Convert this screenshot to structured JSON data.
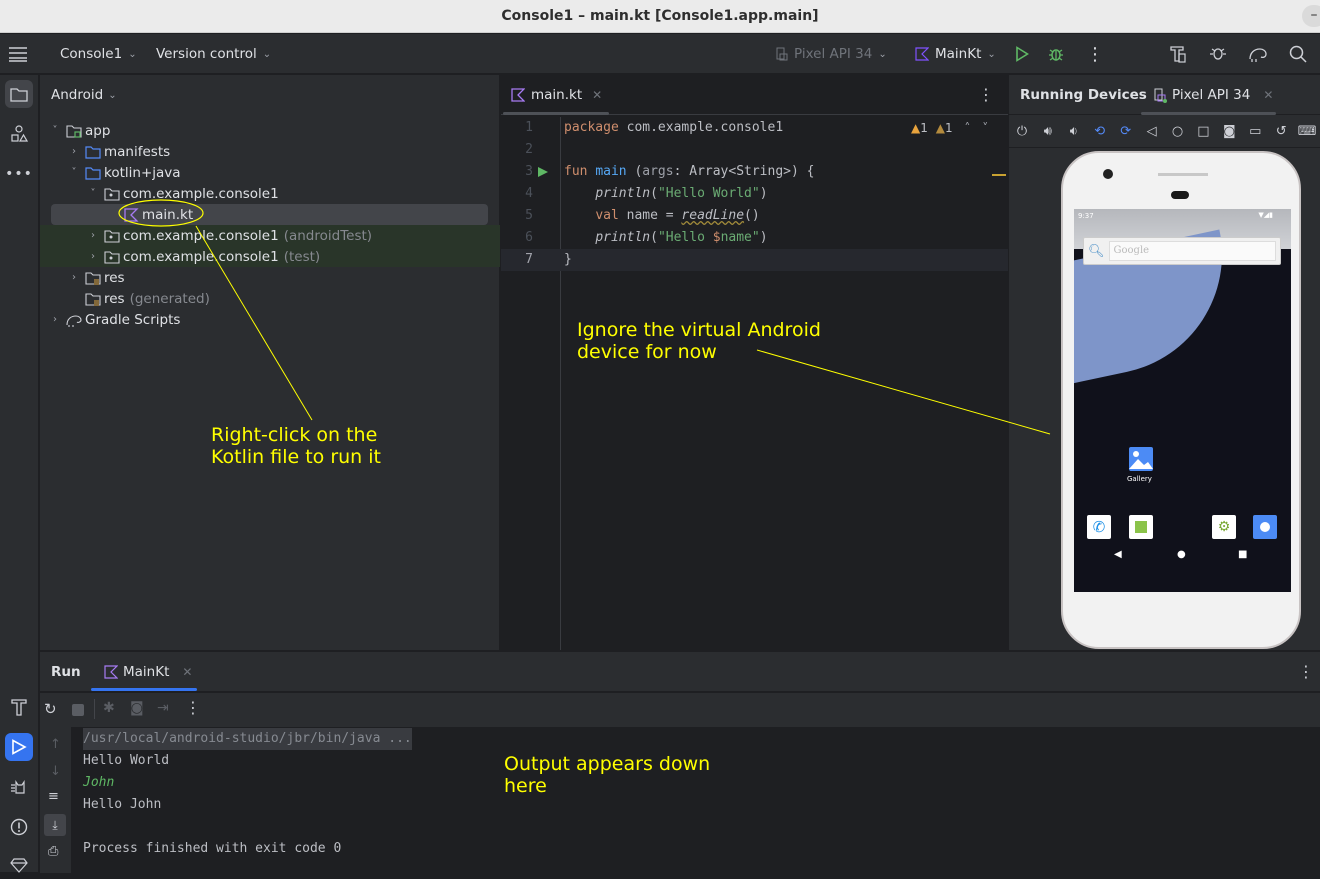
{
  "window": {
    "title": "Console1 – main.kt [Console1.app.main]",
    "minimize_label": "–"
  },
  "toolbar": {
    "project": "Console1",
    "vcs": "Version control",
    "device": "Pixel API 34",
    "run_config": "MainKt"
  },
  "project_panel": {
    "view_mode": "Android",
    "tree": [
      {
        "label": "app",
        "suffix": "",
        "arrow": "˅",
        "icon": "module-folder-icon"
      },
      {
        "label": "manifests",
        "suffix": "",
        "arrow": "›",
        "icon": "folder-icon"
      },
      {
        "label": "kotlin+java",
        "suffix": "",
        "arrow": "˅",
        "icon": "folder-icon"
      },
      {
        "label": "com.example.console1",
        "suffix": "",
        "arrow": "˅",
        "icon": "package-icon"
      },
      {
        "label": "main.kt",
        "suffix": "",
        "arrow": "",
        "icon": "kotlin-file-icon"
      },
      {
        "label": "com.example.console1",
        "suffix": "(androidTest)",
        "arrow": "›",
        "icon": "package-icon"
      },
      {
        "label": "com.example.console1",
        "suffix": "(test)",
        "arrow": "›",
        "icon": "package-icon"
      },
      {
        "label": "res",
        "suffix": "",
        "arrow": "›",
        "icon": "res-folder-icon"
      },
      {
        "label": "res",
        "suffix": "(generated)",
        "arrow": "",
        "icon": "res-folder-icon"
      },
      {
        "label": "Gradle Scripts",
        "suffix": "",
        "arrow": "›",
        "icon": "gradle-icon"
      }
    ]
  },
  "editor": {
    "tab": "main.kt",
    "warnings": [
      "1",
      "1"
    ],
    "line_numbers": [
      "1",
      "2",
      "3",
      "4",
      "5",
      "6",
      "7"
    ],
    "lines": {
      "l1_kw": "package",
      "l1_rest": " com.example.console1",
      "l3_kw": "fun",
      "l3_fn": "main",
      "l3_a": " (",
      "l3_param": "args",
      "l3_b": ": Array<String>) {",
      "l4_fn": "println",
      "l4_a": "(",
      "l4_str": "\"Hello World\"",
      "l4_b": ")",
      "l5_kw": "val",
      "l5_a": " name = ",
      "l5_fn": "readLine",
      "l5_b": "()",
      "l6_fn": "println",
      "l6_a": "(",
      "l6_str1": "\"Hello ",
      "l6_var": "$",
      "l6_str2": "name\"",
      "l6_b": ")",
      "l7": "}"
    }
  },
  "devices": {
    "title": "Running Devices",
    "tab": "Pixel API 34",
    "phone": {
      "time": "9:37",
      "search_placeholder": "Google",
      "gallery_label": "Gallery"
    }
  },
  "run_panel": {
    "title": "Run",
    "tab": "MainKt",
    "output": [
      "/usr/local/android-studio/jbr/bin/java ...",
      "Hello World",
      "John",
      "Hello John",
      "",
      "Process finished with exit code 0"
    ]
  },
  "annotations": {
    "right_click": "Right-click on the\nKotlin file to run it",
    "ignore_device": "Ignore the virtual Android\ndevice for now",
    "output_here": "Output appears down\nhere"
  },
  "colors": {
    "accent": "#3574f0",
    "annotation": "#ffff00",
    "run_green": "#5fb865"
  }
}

···

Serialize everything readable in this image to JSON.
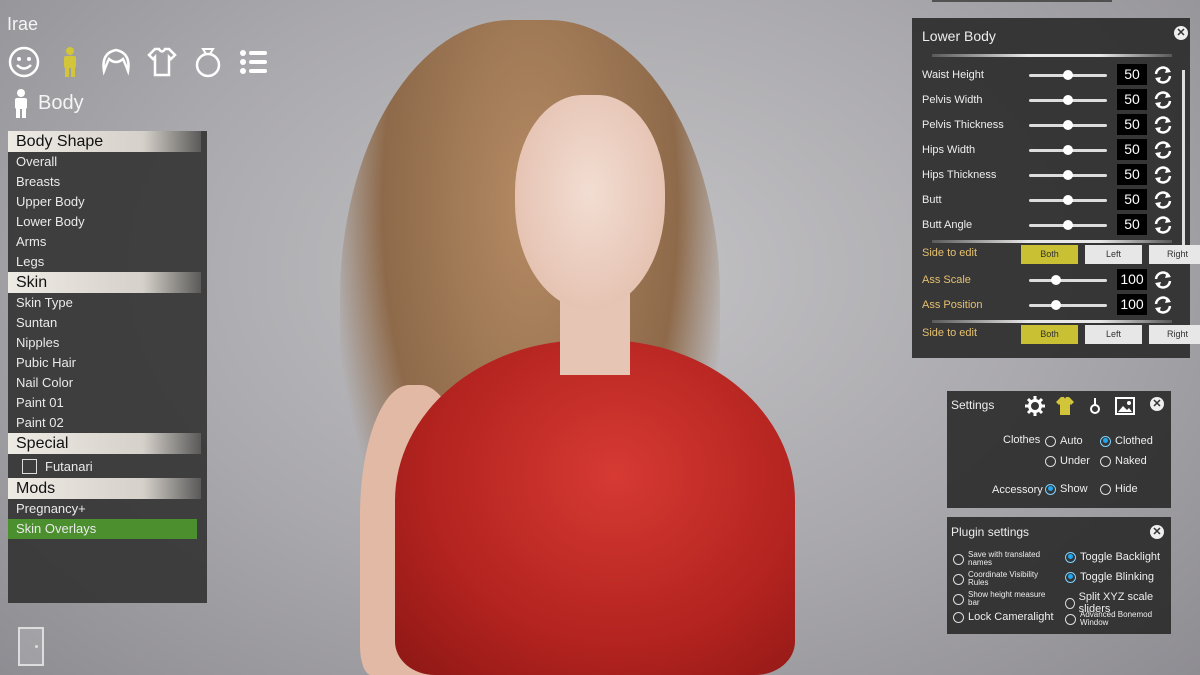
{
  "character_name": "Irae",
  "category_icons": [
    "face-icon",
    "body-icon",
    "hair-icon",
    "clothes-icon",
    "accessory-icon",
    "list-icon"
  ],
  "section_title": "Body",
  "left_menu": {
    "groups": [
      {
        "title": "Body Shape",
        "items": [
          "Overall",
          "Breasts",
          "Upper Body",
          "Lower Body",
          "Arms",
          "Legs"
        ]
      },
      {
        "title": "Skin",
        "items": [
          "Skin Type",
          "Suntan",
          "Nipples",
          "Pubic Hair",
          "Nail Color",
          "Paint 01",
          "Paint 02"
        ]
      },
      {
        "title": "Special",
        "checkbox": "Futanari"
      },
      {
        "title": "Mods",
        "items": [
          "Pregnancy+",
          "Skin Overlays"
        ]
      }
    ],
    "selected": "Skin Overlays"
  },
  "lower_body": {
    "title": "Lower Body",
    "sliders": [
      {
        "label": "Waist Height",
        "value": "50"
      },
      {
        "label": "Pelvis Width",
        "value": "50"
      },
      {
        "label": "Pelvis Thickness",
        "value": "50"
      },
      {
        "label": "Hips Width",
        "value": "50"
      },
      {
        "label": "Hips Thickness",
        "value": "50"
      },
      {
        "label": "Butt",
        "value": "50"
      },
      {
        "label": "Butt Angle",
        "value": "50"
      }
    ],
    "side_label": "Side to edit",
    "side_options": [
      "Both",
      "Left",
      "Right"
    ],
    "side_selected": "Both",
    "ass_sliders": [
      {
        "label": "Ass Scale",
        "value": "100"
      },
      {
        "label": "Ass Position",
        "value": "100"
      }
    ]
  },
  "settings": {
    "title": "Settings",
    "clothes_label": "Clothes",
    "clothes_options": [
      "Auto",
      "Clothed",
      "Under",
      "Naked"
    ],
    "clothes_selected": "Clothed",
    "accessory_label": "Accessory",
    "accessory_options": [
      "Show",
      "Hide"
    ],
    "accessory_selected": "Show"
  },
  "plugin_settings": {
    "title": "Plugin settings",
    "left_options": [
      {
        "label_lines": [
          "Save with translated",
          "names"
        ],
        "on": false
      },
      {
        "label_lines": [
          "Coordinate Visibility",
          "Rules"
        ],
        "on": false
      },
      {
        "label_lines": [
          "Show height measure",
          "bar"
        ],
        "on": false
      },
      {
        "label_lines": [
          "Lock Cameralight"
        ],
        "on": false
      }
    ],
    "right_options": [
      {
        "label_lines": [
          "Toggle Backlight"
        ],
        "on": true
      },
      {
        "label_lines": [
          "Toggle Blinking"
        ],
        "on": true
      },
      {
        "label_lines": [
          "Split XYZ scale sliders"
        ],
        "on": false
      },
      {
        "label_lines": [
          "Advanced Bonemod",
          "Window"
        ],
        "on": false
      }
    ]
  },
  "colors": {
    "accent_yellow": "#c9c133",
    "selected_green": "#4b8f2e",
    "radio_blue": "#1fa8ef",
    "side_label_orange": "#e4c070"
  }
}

···

*Exercise requirements*. Using the listing above, locate the lines that hold "Overlays" and copy each one.

*Written reply*.
          "Skin Overlays"
    "selected": "Skin Overlays"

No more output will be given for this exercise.